Stored items from a collection:
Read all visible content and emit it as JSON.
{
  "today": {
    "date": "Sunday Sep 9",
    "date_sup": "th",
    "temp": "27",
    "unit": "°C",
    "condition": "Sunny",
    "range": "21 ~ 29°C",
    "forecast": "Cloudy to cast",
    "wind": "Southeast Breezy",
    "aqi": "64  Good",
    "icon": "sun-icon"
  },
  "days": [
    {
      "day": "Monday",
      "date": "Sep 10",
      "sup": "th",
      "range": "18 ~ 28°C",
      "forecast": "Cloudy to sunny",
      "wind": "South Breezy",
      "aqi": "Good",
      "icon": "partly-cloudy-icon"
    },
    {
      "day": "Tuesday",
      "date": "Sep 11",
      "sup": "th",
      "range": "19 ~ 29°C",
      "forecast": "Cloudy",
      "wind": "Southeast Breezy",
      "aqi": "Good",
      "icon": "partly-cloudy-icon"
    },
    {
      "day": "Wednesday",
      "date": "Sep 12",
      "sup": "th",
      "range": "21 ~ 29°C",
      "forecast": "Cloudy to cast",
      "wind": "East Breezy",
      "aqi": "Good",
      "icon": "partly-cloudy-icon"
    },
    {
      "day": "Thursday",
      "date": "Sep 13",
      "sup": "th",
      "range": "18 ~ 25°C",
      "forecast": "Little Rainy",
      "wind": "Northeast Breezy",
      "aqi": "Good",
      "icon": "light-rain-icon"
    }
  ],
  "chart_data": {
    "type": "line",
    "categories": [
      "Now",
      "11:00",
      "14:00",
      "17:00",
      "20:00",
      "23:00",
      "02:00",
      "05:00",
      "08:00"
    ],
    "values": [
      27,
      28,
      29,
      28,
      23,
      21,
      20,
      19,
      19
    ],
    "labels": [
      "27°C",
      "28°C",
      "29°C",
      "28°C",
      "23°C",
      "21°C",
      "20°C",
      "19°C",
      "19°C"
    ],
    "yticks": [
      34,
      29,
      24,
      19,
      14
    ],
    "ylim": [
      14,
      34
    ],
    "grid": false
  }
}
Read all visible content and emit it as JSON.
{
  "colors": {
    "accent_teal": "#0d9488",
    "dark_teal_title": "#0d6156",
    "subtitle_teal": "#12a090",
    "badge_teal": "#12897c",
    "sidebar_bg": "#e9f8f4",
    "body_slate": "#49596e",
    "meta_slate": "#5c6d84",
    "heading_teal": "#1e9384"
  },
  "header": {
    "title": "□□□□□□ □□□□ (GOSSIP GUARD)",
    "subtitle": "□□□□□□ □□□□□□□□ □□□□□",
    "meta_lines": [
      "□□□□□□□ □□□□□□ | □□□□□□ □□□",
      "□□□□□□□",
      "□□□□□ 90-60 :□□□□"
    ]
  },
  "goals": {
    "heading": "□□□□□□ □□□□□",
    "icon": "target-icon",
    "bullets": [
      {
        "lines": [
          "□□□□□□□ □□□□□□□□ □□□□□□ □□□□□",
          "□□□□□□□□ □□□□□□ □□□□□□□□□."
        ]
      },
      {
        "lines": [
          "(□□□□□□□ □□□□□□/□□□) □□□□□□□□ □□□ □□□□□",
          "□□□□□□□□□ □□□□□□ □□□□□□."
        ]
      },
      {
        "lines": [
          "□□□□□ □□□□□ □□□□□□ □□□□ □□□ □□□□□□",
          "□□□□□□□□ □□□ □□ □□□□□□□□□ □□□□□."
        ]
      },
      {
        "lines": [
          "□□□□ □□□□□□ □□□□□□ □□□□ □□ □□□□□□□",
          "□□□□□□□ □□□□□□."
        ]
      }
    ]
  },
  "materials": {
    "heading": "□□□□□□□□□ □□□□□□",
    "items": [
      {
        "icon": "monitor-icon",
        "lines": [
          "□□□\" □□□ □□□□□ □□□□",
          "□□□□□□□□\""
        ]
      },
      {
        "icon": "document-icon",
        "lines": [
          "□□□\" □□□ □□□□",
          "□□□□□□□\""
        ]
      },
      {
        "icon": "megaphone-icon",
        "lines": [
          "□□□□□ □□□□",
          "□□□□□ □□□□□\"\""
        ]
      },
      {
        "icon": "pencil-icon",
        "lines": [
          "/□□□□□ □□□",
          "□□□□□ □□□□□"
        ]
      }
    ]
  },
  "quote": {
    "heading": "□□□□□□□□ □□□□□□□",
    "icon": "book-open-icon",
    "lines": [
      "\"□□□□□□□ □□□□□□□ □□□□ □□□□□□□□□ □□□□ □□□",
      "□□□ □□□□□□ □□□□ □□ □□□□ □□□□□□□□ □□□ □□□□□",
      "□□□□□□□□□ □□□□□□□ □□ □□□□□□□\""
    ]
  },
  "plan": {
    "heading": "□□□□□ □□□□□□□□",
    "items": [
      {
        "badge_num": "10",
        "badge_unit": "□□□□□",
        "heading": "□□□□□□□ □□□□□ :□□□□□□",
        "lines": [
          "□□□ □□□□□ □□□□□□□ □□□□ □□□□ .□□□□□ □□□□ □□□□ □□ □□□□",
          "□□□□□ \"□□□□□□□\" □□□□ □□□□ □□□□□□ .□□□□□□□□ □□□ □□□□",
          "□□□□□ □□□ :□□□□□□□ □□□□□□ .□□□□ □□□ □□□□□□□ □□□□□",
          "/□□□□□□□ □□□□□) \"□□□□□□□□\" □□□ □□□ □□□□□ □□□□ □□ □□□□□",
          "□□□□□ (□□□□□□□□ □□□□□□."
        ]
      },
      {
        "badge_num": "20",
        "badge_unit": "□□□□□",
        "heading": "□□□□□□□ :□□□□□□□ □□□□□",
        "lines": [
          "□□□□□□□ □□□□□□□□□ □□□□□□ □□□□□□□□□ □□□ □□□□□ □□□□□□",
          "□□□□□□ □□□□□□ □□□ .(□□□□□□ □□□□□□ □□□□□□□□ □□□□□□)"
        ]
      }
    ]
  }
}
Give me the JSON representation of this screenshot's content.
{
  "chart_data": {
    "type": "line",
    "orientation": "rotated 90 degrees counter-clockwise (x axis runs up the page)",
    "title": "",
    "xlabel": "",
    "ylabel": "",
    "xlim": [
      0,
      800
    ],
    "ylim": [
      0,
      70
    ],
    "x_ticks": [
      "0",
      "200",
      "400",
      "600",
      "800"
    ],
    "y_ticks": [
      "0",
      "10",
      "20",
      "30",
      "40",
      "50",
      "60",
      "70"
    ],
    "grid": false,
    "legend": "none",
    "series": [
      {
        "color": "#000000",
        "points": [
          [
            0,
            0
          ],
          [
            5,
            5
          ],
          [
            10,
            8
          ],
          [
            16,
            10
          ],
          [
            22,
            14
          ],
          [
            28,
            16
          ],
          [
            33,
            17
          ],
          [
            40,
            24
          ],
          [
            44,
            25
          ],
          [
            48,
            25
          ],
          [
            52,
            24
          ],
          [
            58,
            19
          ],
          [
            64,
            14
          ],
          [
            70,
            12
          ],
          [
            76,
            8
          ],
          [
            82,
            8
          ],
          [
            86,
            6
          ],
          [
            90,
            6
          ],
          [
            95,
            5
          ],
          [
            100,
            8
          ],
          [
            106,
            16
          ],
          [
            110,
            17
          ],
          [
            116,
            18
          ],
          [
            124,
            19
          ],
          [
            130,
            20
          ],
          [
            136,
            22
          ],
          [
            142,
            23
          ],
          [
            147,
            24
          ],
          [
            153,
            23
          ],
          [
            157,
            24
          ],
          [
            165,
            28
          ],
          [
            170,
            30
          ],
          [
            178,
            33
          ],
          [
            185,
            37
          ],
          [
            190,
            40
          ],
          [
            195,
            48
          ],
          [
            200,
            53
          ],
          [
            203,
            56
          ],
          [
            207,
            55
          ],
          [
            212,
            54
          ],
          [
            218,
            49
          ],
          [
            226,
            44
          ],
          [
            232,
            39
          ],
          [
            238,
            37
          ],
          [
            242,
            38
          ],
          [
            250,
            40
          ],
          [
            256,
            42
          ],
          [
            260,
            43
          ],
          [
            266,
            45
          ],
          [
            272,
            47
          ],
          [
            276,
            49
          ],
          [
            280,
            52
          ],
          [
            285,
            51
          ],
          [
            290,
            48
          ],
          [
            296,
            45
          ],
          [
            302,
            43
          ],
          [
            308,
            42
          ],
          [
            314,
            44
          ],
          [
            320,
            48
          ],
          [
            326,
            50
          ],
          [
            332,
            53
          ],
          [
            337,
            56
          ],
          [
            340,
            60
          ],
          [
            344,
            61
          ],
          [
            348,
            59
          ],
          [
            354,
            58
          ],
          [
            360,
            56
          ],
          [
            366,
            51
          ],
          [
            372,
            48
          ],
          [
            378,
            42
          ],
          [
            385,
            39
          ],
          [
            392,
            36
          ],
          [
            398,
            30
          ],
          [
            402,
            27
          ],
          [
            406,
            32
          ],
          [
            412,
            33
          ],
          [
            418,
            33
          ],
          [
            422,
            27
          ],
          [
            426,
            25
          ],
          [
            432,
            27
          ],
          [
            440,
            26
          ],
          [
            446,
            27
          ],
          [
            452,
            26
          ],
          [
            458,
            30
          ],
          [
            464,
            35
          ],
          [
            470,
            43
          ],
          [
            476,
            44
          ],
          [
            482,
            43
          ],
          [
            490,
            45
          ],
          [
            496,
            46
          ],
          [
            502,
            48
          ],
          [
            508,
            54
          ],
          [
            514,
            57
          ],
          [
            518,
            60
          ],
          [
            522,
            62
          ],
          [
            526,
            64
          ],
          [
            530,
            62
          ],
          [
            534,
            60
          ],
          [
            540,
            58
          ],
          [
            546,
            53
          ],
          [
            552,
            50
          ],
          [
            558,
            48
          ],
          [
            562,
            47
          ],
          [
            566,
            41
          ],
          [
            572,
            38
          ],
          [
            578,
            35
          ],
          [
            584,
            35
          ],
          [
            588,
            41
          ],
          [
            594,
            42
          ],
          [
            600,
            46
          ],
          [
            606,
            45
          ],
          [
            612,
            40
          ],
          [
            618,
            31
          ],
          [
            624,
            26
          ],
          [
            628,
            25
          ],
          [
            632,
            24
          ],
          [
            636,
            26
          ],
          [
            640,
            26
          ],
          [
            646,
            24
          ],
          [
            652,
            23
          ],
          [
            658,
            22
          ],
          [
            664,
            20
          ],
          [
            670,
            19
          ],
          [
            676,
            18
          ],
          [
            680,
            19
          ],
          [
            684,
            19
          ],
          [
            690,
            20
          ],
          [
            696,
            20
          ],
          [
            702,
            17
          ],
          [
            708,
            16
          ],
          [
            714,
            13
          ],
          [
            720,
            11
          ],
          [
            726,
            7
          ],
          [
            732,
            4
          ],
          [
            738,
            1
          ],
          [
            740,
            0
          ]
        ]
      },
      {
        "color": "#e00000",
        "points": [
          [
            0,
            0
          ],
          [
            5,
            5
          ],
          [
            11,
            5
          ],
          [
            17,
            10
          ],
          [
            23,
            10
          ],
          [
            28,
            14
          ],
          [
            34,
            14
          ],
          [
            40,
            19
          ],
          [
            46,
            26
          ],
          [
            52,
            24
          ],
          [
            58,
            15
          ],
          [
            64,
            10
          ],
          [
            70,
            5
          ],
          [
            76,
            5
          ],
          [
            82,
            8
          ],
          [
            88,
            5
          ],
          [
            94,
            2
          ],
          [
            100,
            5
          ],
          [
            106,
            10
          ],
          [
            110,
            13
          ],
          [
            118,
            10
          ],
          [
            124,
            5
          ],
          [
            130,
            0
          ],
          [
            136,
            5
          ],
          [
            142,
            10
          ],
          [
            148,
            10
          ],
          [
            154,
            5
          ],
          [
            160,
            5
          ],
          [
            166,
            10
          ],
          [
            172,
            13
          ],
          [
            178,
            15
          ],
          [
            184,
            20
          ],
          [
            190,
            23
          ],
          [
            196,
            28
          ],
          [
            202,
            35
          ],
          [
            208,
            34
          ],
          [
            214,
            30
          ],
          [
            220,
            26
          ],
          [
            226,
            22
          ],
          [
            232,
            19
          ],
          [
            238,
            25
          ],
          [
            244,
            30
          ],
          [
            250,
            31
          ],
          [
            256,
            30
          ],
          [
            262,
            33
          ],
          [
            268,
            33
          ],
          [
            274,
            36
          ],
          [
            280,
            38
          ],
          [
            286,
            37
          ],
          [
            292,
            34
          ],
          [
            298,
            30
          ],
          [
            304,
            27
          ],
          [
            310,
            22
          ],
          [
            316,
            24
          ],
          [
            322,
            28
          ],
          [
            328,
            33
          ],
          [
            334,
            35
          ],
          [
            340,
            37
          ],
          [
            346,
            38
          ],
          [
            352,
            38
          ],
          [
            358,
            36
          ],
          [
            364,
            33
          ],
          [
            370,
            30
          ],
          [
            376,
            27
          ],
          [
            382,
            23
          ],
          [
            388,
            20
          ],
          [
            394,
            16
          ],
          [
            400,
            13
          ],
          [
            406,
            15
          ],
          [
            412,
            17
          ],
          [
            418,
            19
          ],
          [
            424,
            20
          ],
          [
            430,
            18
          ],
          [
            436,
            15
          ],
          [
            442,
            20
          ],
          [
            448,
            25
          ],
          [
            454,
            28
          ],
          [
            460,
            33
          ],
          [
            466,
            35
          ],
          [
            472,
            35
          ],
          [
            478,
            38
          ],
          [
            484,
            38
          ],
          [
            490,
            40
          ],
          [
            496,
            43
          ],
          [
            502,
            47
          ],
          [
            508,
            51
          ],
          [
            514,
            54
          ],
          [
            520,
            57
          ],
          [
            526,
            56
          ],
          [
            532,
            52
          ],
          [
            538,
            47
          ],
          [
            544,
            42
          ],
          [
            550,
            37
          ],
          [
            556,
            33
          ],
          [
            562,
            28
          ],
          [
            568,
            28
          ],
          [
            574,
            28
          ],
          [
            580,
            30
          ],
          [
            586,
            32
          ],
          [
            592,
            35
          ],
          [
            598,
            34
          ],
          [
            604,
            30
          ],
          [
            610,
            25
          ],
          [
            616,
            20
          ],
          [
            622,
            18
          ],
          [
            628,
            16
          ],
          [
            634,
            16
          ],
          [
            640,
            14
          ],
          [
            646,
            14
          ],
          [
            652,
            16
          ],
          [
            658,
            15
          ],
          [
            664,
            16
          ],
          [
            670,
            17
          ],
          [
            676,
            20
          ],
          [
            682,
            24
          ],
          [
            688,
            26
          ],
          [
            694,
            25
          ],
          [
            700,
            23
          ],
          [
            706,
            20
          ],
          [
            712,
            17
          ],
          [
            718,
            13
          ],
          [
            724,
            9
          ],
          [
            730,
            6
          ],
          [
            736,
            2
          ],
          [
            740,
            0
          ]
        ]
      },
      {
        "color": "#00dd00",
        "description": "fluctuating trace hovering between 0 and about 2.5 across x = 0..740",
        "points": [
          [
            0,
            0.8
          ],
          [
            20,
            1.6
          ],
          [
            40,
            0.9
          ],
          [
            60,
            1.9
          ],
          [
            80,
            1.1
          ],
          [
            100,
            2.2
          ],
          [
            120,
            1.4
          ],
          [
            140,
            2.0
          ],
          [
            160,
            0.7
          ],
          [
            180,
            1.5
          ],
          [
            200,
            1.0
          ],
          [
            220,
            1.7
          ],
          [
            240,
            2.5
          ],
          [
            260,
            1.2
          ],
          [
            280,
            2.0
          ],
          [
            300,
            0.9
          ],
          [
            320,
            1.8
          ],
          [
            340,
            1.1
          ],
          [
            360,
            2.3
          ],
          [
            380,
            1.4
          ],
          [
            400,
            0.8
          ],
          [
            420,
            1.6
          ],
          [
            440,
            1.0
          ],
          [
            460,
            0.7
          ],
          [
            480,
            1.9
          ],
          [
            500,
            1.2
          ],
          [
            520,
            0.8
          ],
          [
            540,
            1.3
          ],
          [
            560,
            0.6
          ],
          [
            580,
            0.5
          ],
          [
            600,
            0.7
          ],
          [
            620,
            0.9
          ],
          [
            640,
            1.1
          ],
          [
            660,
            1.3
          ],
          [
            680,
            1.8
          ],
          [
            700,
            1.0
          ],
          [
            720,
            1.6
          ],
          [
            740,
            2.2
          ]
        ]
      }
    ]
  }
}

STATED EXERCISE: How many lines in the records above contain the word "Southeast"? Reply with the number and nothing more.

ANSWER: 2